■ Prompt ■
Output every entry exactly as written, skipping any pictures.

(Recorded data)
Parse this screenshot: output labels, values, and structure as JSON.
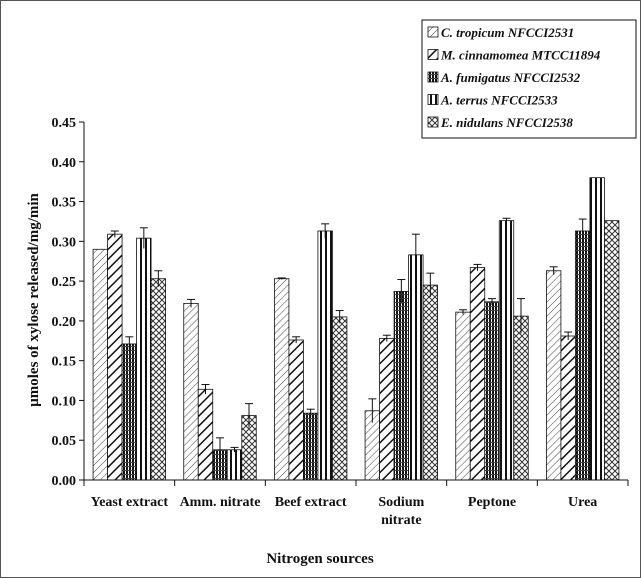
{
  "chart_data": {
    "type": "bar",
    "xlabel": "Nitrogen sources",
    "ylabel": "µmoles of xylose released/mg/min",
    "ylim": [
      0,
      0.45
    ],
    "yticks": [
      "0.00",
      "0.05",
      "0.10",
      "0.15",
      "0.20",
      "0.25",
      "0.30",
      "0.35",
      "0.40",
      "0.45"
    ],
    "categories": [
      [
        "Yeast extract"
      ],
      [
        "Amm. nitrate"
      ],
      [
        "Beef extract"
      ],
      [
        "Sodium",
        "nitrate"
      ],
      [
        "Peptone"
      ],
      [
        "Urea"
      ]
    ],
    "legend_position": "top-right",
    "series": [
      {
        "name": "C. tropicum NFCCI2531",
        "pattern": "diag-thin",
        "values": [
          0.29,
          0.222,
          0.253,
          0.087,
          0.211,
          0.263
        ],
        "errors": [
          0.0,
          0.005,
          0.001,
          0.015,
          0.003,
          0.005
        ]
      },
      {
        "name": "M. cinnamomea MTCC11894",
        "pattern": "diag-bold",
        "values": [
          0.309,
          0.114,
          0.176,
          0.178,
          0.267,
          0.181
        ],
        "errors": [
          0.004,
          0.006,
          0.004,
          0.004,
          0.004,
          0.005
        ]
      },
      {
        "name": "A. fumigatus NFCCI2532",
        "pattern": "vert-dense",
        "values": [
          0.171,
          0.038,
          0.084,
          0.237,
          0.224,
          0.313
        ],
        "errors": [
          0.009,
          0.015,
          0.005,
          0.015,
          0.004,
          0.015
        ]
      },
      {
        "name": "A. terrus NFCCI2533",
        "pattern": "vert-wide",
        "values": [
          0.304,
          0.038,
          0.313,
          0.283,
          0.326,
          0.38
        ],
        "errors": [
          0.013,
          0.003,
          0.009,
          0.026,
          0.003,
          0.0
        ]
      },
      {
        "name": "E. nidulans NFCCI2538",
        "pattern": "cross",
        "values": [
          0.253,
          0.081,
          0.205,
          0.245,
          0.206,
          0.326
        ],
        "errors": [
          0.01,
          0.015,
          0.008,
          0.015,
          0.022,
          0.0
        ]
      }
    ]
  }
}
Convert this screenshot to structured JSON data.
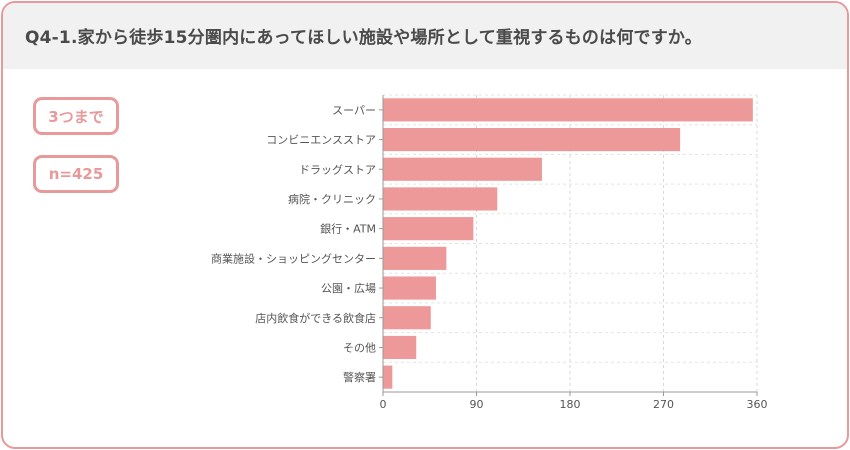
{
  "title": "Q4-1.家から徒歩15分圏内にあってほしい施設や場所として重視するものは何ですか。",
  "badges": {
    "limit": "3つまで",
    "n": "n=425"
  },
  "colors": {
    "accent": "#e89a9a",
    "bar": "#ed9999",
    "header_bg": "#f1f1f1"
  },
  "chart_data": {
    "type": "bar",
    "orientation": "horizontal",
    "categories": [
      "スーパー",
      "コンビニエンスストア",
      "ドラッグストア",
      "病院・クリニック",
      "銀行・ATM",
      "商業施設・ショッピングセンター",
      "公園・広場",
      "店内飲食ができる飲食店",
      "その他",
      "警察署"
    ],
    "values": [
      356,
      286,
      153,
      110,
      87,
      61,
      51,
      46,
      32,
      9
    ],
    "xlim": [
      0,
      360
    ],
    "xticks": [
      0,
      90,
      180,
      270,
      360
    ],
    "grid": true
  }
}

■ Result ■
Parse this screenshot: output labels, values, and structure as JSON.
{
  "chart_data": {
    "type": "bar",
    "xlabel": "Nitrogen sources",
    "ylabel": "µmoles of xylose released/mg/min",
    "ylim": [
      0,
      0.45
    ],
    "yticks": [
      "0.00",
      "0.05",
      "0.10",
      "0.15",
      "0.20",
      "0.25",
      "0.30",
      "0.35",
      "0.40",
      "0.45"
    ],
    "categories": [
      [
        "Yeast extract"
      ],
      [
        "Amm. nitrate"
      ],
      [
        "Beef extract"
      ],
      [
        "Sodium",
        "nitrate"
      ],
      [
        "Peptone"
      ],
      [
        "Urea"
      ]
    ],
    "legend_position": "top-right",
    "series": [
      {
        "name": "C. tropicum NFCCI2531",
        "pattern": "diag-thin",
        "values": [
          0.29,
          0.222,
          0.253,
          0.087,
          0.211,
          0.263
        ],
        "errors": [
          0.0,
          0.005,
          0.001,
          0.015,
          0.003,
          0.005
        ]
      },
      {
        "name": "M. cinnamomea MTCC11894",
        "pattern": "diag-bold",
        "values": [
          0.309,
          0.114,
          0.176,
          0.178,
          0.267,
          0.181
        ],
        "errors": [
          0.004,
          0.006,
          0.004,
          0.004,
          0.004,
          0.005
        ]
      },
      {
        "name": "A. fumigatus NFCCI2532",
        "pattern": "vert-dense",
        "values": [
          0.171,
          0.038,
          0.084,
          0.237,
          0.224,
          0.313
        ],
        "errors": [
          0.009,
          0.015,
          0.005,
          0.015,
          0.004,
          0.015
        ]
      },
      {
        "name": "A. terrus NFCCI2533",
        "pattern": "vert-wide",
        "values": [
          0.304,
          0.038,
          0.313,
          0.283,
          0.326,
          0.38
        ],
        "errors": [
          0.013,
          0.003,
          0.009,
          0.026,
          0.003,
          0.0
        ]
      },
      {
        "name": "E. nidulans NFCCI2538",
        "pattern": "cross",
        "values": [
          0.253,
          0.081,
          0.205,
          0.245,
          0.206,
          0.326
        ],
        "errors": [
          0.01,
          0.015,
          0.008,
          0.015,
          0.022,
          0.0
        ]
      }
    ]
  }
}
Convert this screenshot to structured JSON data.
{
  "title": "Q4-1.家から徒歩15分圏内にあってほしい施設や場所として重視するものは何ですか。",
  "badges": {
    "limit": "3つまで",
    "n": "n=425"
  },
  "colors": {
    "accent": "#e89a9a",
    "bar": "#ed9999",
    "header_bg": "#f1f1f1"
  },
  "chart_data": {
    "type": "bar",
    "orientation": "horizontal",
    "categories": [
      "スーパー",
      "コンビニエンスストア",
      "ドラッグストア",
      "病院・クリニック",
      "銀行・ATM",
      "商業施設・ショッピングセンター",
      "公園・広場",
      "店内飲食ができる飲食店",
      "その他",
      "警察署"
    ],
    "values": [
      356,
      286,
      153,
      110,
      87,
      61,
      51,
      46,
      32,
      9
    ],
    "xlim": [
      0,
      360
    ],
    "xticks": [
      0,
      90,
      180,
      270,
      360
    ],
    "grid": true
  }
}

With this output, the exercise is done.